On November 12, the security officials for the Bramanat al-Mashaeekh area moved in. They suspected at least part of the cell was getting ready to leave, and so once they saw all the men had entered the compound the two officers called for backup and drove to the house. They parked their car across the driveway gate to ensure the insurgents could not flee by car, and then knocked on the door. One of the insurgents opened, and after a brief exchange invited the officers in for tea. “We knew they would probably kill us after the tea,” one of the two officers told me, “but we had to keep them there.”
Thankfully the other General Security units arrived shortly after and the cell was arrested without a shot fired. Laptops and phones were recovered, providing invaluable evidence on the cell’s domestic and international connections. The officers believe the cell was establishing an operations base in the villa to support more coordinated insurgent attacks in the future.
Gaining Local Support
The two officers who led the operation stressed repeatedly the importance that the support of the local community played in this operation, and in maintaining stability in Bramanat al-Mashaeekh more generally.
Upon arriving in the subdistrict in December 2024, the small group of General Security officers quickly reached out to the local notables. “We did not know this area, its geography, its culture or its history, so we knew we needed to work with the locals,” explains one of the officers who had served here since Assad fell. They quickly met with the community’s leaders and encouraged them to establish a Civil Council to help resolve local disputes and serve as an intermediary between the security forces and the people. This council shares information with the General Security, but also serves as a trusted mediator for locals who are too scared to approach the security forces to voice complaints and questions.
Over time, the actions of the Civil Council and the officers eased tensions in the community. As one officer in the nearby Sheikh Badr station explained, “after the liberation the two sides were afraid of each other, but it is improving every day now.”

The relationship was further strengthened on March 6. That night, groups of insurgents surrounded the three General Security offices in Sheikh Badr district, quickly capturing the small, isolated forces. In Bramanat, the officers were held by insurgents for 24 hours, but the Civil Council’s intervention through their own social networks ensured the men weren’t executed (as happened in nearby Dreikish). Other locals then managed to rescue the officers and sneak them out to Tartous city. Three days later, these men returned at the head of the army columns entering Sheikh Badr, ensuring no massacres were committed against the Alawi population. In the following months, the General Security officers at the Bramanat office responded swiftly to any complaints about locally-deployed military units, ensuring soldiers who harassed locals or committed violations were removed from the area.
The General Security members in Bramanat now make social calls to peoples’ homes, sit at cafes and chat with passerby’s. They repeatedly cite the experiences of nearby Qadmus district, where the security officials there have worked closely with the local Ismaili and Alawi community leaders, as a model they sought to emulate in Bramanat.
The results speak for themselves. Across the coast there has been growing tensions within the Alawi community between those who want to work with the new government and those who either oppose any engagement or who explicitly support armed insurgency. The latter have increasingly attacked the former as “traitors", while some more moderate Alawis view those who work with the government as simply being opportunistic informants. Yet in Bramanat, the work of the civil council and actions of the security officers have successfully countered much of these internal divisions while also resulting in genuine stability and peace.

# [Data]
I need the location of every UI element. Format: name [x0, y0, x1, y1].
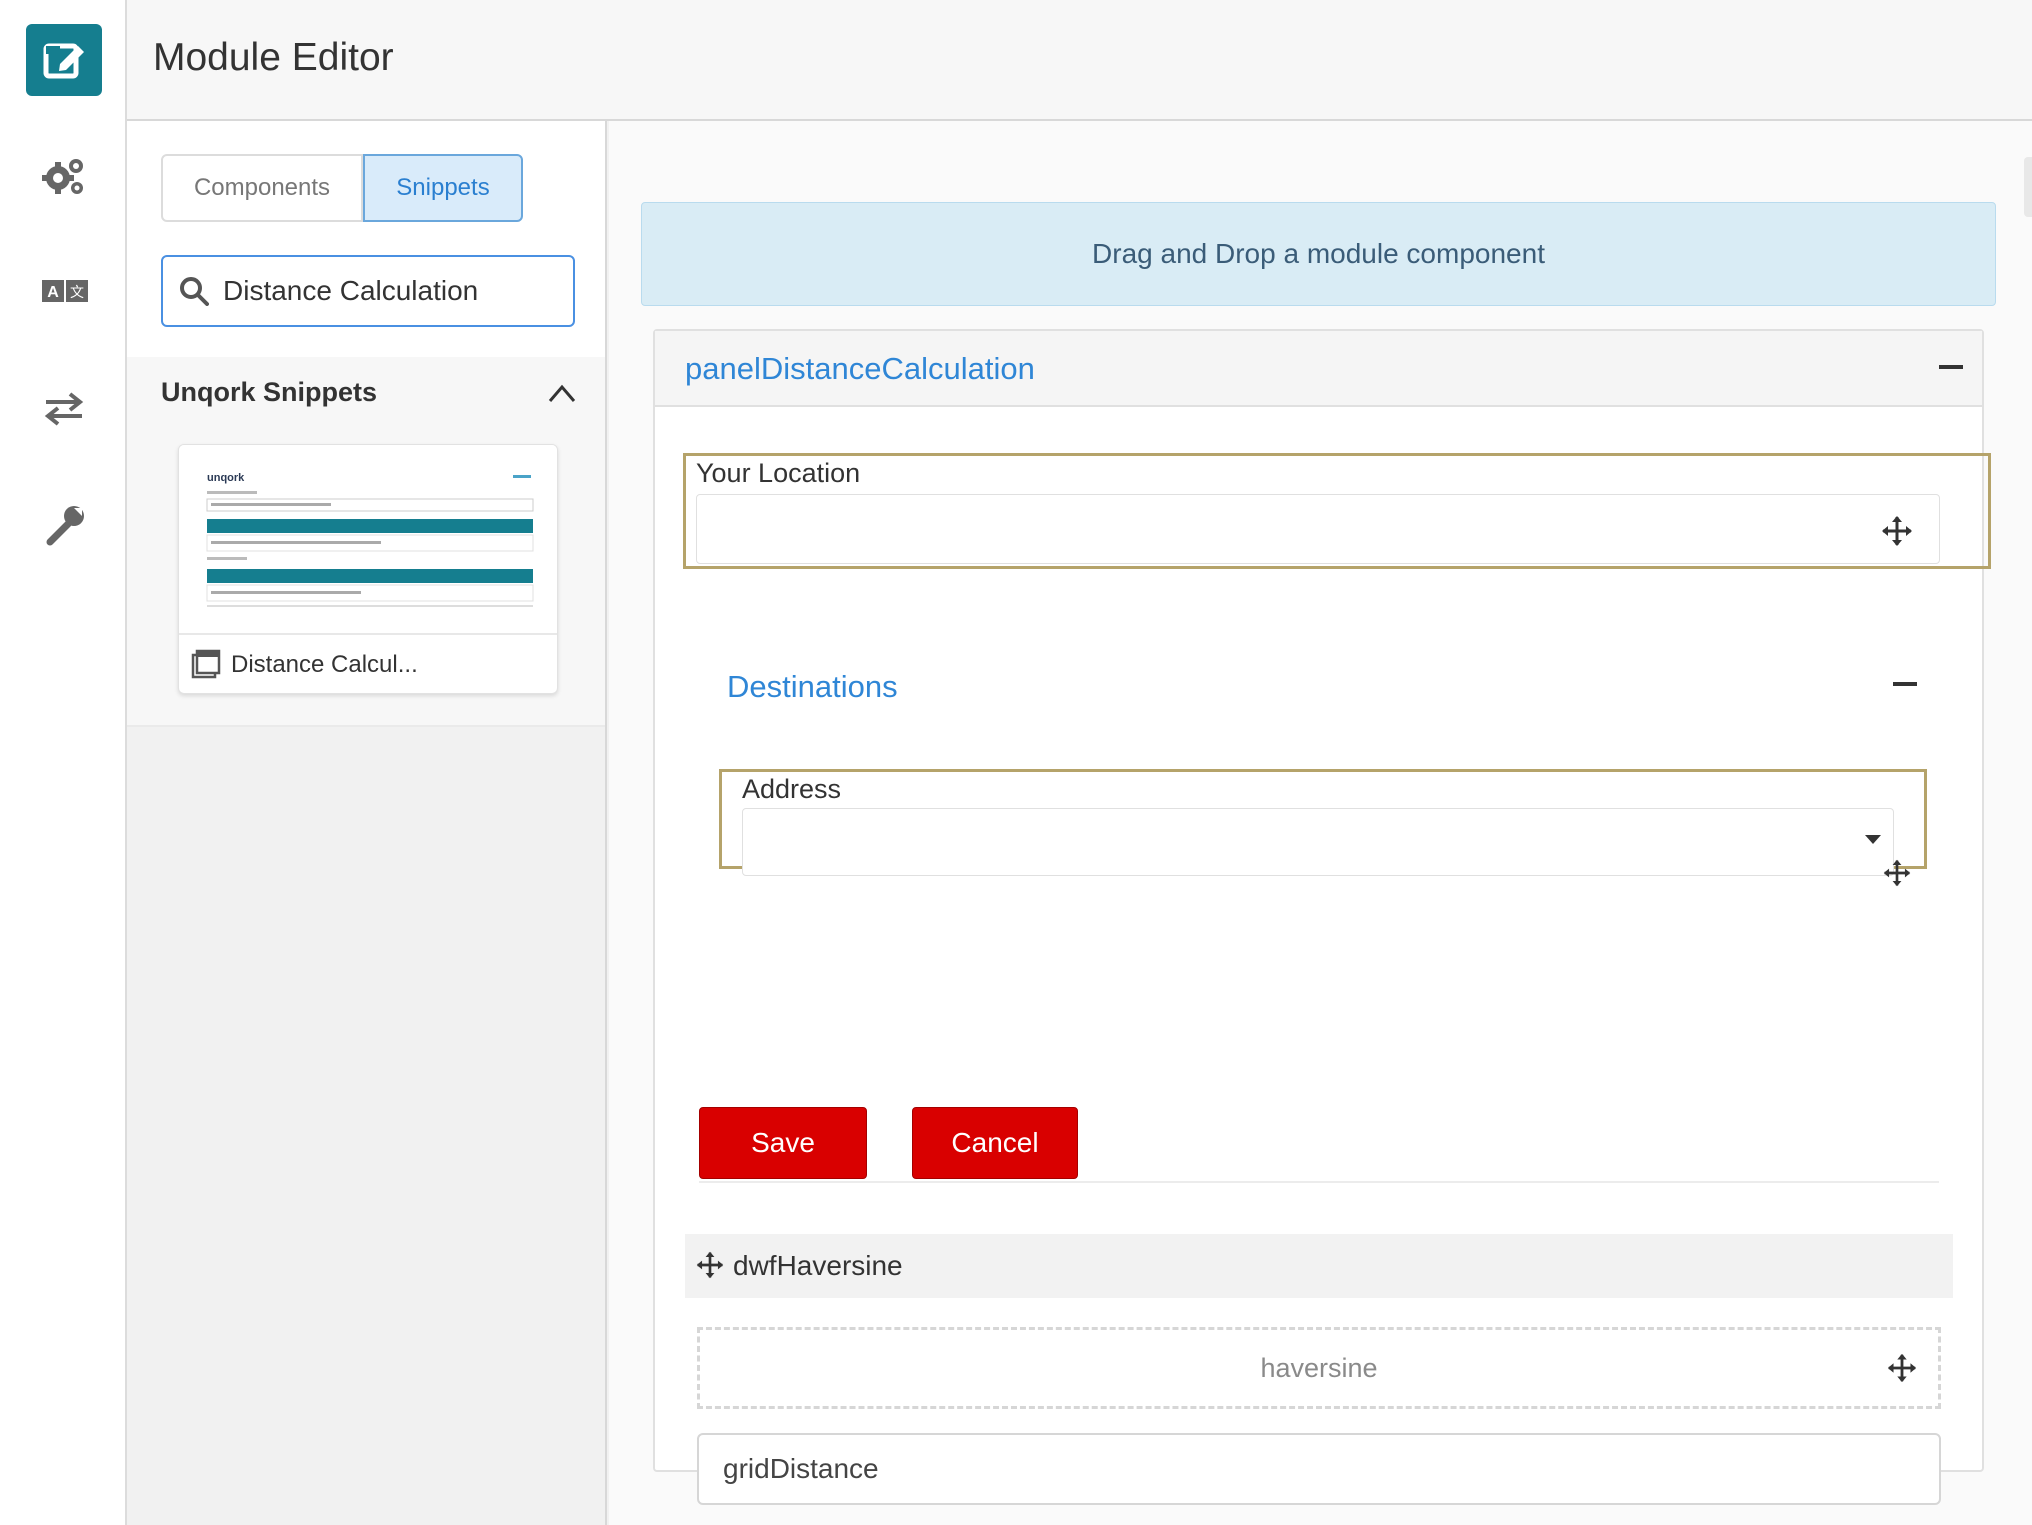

# [Stated problem 1]
Answer these from the passage about security in Bramanat al-Mashaeekh:
(a) Where did the two officers park their car before knocking on the door?
(b) When did the General Security officers arrive in the subdistrict?
(c) How long were the Bramanat officers held by insurgents after March 6?
# [Stated problem 2]
Do these statements agree with the passage about security in Bramanat al-Mashaeekh? Answer yes or no for each, quoting the words that decide it.
(a) The cell was arrested after an exchange of gunfire.
(b) The Civil Council acts as a go-between for locals who fear approaching the security forces.
(c) The officers point to Qadmus district as an example they wanted to follow.

# [Task result 1]
(a) Across the driveway gate.
(b) December 2024.
(c) 24 hours.

# [Task result 2]
(a) No: "the cell was arrested without a shot fired."
(b) Yes: "serves as a trusted mediator for locals who are too scared to approach the security forces to voice complaints and questions."
(c) Yes: "They repeatedly cite the experiences of nearby Qadmus district" and call it "a model they sought to emulate in Bramanat."